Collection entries
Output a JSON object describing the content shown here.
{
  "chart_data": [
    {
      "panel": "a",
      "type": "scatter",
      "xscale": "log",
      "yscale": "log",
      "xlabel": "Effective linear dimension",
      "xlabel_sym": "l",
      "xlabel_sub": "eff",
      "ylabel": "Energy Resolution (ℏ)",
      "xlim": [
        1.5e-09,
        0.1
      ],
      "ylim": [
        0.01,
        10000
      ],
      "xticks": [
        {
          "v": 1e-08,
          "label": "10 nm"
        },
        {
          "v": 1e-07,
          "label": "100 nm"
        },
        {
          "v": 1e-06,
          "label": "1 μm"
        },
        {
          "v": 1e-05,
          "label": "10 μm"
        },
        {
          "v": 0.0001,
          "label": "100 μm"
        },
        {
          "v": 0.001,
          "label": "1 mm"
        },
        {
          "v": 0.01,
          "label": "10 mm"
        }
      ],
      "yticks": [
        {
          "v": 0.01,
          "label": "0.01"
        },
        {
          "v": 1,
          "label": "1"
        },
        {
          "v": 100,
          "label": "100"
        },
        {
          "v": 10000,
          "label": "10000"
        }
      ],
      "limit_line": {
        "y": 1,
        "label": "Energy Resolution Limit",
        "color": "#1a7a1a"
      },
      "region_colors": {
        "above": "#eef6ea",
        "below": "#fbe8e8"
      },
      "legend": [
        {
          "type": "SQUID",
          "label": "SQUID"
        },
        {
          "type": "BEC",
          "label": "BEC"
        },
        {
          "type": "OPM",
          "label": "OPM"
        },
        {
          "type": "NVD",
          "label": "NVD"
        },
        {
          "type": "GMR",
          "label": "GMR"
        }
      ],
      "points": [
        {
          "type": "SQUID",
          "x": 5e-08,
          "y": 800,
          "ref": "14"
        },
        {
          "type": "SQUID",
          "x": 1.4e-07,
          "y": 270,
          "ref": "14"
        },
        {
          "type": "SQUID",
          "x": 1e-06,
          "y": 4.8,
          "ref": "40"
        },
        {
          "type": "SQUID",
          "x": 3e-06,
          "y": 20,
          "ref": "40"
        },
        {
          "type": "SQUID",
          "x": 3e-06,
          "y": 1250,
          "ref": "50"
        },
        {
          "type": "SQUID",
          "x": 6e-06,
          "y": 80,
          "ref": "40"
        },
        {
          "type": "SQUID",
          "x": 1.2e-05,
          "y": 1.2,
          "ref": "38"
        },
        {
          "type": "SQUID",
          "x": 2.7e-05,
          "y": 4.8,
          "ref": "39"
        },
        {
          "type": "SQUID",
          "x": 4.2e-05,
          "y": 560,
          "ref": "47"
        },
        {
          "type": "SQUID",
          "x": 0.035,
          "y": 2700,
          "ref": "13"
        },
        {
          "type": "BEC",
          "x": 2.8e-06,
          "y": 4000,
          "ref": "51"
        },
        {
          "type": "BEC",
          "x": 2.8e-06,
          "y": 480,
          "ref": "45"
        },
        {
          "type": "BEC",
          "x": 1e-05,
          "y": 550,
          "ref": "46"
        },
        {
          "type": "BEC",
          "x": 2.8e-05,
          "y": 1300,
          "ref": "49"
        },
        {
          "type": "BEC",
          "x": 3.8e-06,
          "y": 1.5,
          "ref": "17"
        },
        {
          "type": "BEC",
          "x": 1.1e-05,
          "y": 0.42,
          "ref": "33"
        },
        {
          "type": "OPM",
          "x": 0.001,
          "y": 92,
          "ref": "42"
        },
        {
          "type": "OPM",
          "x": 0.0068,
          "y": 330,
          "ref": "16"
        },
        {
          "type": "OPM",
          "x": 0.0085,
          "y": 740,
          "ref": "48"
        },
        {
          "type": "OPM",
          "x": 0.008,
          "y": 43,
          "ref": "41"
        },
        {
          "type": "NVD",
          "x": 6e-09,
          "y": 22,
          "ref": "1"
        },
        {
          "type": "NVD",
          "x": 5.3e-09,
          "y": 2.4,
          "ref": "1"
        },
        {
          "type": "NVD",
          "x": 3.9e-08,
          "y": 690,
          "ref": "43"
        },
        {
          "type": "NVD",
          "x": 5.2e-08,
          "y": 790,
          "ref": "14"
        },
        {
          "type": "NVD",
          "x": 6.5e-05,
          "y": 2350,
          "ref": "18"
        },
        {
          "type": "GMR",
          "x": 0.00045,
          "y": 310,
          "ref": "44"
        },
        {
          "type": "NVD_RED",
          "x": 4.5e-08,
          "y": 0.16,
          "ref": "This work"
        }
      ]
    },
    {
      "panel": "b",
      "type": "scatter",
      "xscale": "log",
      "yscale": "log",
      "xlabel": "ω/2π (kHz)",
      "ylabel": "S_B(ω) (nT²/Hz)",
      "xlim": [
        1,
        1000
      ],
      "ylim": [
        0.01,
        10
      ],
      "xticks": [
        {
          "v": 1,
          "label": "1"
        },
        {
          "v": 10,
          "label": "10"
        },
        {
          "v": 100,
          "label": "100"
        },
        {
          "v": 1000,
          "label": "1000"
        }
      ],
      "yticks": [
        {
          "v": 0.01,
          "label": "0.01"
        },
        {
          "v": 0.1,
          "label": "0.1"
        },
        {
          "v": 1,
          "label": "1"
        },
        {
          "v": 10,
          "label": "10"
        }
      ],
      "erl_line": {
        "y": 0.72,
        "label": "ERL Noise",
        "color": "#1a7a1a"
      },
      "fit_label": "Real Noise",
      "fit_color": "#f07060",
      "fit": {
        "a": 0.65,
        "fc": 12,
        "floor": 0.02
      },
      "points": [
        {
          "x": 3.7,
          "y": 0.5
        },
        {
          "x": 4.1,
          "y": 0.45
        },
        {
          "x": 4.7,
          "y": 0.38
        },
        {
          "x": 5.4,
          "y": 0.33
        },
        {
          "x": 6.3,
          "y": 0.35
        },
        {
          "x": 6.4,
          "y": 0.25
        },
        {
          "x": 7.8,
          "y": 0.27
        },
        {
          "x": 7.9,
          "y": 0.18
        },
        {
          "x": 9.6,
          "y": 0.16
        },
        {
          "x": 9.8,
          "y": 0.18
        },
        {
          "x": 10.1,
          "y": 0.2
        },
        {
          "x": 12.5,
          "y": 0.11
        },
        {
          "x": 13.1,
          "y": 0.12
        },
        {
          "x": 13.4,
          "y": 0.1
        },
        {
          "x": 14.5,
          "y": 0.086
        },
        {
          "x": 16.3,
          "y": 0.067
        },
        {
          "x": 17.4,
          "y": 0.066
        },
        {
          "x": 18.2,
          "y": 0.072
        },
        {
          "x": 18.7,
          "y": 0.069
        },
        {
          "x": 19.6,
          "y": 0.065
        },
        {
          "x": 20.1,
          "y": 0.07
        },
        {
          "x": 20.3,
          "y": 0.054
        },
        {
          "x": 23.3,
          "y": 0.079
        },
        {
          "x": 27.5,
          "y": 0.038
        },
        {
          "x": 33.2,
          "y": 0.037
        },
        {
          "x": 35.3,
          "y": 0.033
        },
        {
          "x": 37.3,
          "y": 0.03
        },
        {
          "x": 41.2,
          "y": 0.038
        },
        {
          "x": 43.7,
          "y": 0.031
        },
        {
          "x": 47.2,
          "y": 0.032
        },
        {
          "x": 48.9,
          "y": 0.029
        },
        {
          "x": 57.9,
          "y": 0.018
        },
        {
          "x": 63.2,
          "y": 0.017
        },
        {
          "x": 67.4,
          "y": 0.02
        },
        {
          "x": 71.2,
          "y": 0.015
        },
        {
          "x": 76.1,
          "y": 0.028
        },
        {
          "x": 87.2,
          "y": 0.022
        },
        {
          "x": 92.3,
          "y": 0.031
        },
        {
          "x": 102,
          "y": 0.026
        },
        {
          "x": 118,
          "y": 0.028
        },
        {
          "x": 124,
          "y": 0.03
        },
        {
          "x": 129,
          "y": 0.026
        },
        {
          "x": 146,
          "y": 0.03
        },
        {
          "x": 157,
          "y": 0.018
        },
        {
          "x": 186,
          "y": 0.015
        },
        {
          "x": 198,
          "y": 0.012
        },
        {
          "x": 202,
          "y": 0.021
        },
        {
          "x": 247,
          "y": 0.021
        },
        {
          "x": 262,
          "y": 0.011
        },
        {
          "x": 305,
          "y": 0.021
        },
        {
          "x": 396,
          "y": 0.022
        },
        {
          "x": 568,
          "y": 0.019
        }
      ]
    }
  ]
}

→ **Aim**
Copy out each line of the records where the string "Noise" appears.

→ **Exercise answer**
        "label": "ERL Noise",
      "fit_label": "Real Noise",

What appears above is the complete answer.